TASK BRIEF: Every line of the data that contains the string "tecnologias" must be copied.

━━━━━ GIVEN RECORDS ━━━━━

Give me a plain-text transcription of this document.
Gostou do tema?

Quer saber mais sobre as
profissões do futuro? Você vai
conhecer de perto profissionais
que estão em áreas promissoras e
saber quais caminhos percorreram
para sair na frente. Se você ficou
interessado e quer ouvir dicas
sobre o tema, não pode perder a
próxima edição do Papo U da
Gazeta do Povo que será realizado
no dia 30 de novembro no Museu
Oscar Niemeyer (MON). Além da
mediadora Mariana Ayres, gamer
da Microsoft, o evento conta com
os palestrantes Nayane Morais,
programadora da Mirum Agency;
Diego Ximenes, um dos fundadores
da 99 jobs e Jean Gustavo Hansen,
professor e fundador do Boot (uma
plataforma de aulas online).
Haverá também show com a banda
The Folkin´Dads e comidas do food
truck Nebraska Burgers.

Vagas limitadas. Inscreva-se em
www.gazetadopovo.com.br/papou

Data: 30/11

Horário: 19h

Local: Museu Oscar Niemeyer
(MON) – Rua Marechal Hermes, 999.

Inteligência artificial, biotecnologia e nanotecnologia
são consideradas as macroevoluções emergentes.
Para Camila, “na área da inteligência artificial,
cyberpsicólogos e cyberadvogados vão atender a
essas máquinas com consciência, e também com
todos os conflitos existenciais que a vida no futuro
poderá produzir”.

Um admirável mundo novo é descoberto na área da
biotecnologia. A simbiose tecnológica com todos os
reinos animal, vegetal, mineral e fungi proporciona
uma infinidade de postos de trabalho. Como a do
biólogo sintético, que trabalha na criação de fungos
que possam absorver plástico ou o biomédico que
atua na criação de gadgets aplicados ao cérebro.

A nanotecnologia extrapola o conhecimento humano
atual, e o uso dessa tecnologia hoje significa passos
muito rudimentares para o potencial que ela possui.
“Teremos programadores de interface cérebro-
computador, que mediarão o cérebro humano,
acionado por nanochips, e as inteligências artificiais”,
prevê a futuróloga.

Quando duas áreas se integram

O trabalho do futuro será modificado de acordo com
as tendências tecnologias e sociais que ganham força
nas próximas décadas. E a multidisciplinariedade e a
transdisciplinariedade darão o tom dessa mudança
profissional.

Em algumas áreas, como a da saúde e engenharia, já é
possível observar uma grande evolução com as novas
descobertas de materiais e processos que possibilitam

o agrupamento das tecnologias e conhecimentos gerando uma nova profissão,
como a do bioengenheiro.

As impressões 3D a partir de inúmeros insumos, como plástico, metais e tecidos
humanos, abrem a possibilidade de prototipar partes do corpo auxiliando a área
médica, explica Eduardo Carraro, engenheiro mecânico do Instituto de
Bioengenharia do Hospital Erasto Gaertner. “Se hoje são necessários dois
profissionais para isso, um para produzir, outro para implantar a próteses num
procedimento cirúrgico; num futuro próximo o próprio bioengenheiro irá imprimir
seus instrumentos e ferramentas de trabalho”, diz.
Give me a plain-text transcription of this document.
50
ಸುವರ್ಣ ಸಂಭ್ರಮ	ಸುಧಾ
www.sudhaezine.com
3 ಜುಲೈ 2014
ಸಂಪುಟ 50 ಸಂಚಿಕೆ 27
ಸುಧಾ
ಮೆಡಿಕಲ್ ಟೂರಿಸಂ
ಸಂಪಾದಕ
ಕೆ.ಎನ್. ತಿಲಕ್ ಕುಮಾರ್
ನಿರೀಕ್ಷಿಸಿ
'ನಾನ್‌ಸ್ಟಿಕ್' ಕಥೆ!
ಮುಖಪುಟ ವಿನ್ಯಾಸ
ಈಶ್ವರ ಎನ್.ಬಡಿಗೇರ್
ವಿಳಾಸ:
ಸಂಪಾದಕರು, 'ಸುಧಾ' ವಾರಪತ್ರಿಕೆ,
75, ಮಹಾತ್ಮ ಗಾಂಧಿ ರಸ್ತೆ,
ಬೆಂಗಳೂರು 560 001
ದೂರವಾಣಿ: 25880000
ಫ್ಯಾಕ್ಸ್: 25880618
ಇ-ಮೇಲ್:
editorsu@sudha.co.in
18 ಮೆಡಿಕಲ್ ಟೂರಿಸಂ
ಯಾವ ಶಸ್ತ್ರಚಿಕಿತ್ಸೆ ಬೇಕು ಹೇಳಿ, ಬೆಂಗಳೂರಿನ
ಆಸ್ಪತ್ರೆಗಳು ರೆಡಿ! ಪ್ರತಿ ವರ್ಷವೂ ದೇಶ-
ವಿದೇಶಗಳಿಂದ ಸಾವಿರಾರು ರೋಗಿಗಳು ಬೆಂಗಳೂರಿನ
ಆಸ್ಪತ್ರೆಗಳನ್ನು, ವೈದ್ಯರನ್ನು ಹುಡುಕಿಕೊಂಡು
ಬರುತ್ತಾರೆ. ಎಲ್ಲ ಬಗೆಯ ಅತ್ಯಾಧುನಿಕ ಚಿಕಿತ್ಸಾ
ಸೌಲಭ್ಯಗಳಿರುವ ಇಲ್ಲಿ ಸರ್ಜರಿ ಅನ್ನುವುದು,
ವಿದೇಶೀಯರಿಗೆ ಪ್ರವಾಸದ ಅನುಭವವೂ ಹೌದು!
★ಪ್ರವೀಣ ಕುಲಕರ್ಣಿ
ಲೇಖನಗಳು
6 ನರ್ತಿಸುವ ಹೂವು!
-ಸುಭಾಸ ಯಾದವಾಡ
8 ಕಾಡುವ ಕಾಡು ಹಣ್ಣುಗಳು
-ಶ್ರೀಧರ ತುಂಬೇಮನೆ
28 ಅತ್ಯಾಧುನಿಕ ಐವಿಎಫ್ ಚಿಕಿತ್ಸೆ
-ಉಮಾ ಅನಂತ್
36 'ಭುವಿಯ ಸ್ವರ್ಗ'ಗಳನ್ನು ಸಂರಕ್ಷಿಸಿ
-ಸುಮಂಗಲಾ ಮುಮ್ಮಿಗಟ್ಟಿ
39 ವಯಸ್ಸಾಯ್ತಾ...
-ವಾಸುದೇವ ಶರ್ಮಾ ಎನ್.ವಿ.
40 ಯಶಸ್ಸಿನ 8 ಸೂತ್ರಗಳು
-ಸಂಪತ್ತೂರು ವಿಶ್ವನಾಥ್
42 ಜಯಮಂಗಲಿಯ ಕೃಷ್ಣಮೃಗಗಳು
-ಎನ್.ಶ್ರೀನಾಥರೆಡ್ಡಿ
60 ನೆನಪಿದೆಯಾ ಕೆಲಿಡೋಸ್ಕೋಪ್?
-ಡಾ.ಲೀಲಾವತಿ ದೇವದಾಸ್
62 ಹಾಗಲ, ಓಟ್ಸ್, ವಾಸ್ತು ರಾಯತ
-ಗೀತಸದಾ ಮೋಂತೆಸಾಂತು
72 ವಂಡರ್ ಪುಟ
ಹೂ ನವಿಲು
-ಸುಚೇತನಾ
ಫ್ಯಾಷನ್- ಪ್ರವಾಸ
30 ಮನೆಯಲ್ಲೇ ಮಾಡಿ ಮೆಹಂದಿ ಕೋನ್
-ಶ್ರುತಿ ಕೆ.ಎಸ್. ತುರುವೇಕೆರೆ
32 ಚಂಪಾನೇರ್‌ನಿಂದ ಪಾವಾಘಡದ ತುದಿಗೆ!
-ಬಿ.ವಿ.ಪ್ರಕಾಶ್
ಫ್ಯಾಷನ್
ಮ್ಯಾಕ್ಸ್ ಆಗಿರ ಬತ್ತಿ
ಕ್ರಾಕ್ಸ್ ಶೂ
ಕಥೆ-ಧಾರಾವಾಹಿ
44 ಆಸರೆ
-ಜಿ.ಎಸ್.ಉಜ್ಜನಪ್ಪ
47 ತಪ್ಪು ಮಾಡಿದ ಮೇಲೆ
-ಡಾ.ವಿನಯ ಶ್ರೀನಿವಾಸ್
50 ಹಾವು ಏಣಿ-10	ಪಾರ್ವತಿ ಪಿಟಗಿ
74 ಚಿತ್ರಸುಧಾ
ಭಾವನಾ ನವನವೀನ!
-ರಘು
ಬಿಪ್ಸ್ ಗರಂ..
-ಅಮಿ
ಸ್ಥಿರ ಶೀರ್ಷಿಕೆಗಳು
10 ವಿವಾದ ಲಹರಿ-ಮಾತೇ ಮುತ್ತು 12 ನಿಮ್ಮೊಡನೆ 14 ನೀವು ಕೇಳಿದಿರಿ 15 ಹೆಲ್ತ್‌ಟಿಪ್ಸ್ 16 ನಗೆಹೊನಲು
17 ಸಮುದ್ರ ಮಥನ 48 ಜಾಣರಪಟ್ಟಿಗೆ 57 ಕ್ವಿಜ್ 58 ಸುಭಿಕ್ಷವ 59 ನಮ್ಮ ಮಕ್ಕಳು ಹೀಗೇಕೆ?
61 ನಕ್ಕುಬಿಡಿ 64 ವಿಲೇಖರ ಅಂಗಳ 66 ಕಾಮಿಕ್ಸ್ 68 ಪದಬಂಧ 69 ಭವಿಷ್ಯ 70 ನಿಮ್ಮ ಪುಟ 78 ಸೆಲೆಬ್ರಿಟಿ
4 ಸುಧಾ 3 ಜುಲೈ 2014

━━━━━

RESPONSE TO THE EXERCISE:
as tendências tecnologias e sociais que ganham força
o agrupamento das tecnologias e conhecimentos gerando uma nova profissão,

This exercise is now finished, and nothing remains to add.